Prompt →
Please copy the listing below word for word, from its first line through the line containing "room-area-label: 15,18 bbox=[612, 312, 723, 351]", including both ends.

[Records excerpted from a collection]
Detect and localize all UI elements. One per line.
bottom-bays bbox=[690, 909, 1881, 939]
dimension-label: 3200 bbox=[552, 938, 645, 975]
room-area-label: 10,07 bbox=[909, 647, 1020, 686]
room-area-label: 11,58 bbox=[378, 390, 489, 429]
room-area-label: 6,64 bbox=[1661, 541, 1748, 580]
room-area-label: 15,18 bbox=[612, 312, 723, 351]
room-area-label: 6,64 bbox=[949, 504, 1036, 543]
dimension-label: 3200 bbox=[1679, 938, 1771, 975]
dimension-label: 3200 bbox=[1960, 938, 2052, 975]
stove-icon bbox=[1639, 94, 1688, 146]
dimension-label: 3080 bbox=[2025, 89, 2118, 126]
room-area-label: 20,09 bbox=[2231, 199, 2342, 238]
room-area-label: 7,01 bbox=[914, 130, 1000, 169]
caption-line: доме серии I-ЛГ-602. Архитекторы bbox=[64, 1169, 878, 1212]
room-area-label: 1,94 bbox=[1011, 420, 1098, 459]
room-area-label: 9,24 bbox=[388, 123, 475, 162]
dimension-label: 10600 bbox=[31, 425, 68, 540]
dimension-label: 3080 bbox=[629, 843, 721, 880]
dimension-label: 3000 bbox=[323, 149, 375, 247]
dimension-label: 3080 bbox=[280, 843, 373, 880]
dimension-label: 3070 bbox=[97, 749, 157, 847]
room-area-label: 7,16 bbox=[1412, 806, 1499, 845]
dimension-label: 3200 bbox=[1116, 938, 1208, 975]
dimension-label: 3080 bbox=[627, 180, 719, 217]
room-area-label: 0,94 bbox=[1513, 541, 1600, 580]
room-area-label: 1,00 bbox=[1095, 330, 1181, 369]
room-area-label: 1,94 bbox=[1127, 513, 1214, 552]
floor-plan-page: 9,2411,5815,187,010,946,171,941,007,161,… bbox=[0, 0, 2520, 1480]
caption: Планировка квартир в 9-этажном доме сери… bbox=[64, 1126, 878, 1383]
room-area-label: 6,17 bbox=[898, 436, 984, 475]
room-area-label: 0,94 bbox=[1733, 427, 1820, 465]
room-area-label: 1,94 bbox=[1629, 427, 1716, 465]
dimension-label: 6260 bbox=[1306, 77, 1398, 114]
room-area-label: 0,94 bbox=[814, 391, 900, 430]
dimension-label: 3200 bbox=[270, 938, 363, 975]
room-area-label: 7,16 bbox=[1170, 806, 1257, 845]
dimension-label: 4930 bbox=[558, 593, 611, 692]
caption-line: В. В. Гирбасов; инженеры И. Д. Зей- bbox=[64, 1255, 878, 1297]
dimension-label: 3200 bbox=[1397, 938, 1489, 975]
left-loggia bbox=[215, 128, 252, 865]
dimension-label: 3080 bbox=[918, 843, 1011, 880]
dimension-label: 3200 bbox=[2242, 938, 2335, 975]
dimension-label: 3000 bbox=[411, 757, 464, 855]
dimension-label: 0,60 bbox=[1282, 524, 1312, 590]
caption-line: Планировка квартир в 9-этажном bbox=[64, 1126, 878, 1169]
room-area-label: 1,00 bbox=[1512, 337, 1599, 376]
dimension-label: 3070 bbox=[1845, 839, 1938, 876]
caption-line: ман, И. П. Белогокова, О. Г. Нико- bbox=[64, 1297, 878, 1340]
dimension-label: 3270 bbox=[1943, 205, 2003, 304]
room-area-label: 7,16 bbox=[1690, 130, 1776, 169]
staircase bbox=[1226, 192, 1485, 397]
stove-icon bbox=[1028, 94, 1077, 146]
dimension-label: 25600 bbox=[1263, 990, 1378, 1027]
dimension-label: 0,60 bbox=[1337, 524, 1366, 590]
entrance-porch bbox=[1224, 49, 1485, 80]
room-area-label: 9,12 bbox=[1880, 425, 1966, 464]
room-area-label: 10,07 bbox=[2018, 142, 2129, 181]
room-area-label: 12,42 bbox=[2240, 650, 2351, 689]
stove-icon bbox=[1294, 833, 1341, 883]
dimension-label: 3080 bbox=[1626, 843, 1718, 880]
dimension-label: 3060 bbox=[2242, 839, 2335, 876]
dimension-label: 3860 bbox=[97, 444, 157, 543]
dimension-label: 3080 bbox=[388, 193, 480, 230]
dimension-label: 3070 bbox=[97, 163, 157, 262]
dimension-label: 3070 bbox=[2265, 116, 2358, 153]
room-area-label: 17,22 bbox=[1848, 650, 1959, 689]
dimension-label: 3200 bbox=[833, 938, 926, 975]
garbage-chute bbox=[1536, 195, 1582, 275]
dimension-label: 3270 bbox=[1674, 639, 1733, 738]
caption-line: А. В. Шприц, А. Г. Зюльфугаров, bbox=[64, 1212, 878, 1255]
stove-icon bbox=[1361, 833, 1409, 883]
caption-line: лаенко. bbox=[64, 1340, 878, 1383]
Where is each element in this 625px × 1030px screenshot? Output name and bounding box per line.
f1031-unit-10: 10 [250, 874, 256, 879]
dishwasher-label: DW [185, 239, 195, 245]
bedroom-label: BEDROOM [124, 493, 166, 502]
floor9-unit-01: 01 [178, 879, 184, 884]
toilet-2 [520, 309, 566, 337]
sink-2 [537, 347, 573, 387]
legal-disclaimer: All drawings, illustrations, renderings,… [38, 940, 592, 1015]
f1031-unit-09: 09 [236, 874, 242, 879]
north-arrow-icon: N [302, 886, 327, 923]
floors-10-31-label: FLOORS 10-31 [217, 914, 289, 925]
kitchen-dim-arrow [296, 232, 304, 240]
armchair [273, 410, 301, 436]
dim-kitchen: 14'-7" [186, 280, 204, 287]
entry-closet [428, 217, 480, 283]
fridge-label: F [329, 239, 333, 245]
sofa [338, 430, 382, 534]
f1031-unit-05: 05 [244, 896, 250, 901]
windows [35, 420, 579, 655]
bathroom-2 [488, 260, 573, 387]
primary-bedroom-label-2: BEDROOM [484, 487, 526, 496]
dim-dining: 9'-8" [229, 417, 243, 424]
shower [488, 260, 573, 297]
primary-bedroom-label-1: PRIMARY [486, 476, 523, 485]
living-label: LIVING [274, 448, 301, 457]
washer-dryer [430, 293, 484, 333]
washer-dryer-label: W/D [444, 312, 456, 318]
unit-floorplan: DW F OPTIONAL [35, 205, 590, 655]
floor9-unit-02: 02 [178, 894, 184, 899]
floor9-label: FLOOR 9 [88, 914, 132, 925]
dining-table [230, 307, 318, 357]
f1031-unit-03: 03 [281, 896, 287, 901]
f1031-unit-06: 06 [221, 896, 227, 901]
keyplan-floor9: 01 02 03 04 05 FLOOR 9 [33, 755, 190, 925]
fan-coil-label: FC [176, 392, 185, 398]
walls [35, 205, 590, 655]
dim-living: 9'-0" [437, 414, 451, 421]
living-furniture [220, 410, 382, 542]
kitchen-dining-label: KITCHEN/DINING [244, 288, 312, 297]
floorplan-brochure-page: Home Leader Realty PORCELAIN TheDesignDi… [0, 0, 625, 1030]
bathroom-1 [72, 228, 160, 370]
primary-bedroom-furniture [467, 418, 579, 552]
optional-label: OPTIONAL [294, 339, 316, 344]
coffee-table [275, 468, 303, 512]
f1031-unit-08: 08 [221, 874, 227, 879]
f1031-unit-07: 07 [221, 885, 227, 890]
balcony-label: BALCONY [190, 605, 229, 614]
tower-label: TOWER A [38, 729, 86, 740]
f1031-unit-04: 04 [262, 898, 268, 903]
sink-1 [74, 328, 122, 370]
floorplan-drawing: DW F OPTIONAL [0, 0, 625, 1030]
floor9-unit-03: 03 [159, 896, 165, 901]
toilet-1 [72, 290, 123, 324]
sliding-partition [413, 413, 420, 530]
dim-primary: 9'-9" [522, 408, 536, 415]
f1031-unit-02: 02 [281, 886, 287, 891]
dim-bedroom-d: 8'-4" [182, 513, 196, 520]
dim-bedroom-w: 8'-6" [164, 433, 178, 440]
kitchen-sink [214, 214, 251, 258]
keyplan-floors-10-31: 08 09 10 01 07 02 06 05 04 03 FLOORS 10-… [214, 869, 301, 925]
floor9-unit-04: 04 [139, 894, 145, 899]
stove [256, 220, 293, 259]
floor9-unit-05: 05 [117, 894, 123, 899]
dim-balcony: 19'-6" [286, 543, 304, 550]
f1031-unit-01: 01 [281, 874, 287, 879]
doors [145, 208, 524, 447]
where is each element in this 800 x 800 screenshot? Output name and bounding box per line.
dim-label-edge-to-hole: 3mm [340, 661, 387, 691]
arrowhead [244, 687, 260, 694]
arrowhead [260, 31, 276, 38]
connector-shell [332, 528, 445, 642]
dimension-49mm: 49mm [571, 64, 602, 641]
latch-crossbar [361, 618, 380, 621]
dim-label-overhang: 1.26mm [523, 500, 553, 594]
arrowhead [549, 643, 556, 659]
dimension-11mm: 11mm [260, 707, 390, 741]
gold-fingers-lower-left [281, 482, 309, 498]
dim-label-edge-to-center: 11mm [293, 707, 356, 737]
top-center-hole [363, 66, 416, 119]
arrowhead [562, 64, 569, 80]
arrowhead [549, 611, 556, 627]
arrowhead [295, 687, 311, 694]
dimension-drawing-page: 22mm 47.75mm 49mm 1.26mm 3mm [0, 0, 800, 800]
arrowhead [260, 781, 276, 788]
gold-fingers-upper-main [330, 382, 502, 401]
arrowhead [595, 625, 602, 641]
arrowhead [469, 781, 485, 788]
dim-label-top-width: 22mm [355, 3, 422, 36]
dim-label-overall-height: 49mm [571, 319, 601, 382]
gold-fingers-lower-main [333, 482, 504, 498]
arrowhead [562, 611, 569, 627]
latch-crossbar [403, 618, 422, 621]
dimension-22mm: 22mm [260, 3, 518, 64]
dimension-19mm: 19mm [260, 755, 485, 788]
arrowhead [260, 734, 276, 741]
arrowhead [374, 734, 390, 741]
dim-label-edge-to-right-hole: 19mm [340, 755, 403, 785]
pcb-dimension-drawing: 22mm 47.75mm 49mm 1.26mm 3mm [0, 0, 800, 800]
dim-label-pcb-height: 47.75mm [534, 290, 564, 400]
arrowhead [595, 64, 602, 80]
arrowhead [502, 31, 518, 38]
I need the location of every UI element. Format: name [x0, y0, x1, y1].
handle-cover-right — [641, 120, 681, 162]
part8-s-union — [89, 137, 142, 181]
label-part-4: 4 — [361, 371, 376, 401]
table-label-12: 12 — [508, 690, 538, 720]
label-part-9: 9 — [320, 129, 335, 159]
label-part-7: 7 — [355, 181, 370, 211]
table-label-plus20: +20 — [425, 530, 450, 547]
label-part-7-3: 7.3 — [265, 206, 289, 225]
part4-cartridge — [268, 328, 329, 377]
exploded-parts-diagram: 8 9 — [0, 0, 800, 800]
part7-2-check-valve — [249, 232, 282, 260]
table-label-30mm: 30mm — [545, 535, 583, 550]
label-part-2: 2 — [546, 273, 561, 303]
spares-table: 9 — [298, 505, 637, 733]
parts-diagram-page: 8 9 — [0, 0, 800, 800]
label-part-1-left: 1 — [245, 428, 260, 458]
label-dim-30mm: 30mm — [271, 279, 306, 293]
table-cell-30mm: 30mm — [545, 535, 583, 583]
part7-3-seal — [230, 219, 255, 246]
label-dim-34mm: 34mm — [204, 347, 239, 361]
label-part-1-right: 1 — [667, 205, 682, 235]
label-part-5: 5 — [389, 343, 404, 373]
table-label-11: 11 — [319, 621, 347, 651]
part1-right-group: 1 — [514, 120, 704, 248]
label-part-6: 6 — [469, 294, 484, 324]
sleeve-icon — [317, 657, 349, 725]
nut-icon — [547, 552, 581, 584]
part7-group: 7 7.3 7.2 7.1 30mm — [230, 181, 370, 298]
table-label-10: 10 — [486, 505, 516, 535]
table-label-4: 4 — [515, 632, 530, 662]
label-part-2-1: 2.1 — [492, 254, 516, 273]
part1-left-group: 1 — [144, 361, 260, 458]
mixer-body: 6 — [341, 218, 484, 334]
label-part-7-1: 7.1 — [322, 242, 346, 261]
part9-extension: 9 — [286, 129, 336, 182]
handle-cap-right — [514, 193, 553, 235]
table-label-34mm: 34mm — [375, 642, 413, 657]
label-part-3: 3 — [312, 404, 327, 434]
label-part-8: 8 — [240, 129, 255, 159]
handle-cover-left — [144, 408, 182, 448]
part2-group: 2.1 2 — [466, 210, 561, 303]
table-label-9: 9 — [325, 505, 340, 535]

Answer to the task →
Detect and localize all UI elements. One per line.
bottom-bays bbox=[690, 909, 1881, 939]
dimension-label: 3200 bbox=[552, 938, 645, 975]
room-area-label: 10,07 bbox=[909, 647, 1020, 686]
room-area-label: 11,58 bbox=[378, 390, 489, 429]
room-area-label: 6,64 bbox=[1661, 541, 1748, 580]
room-area-label: 15,18 bbox=[612, 312, 723, 351]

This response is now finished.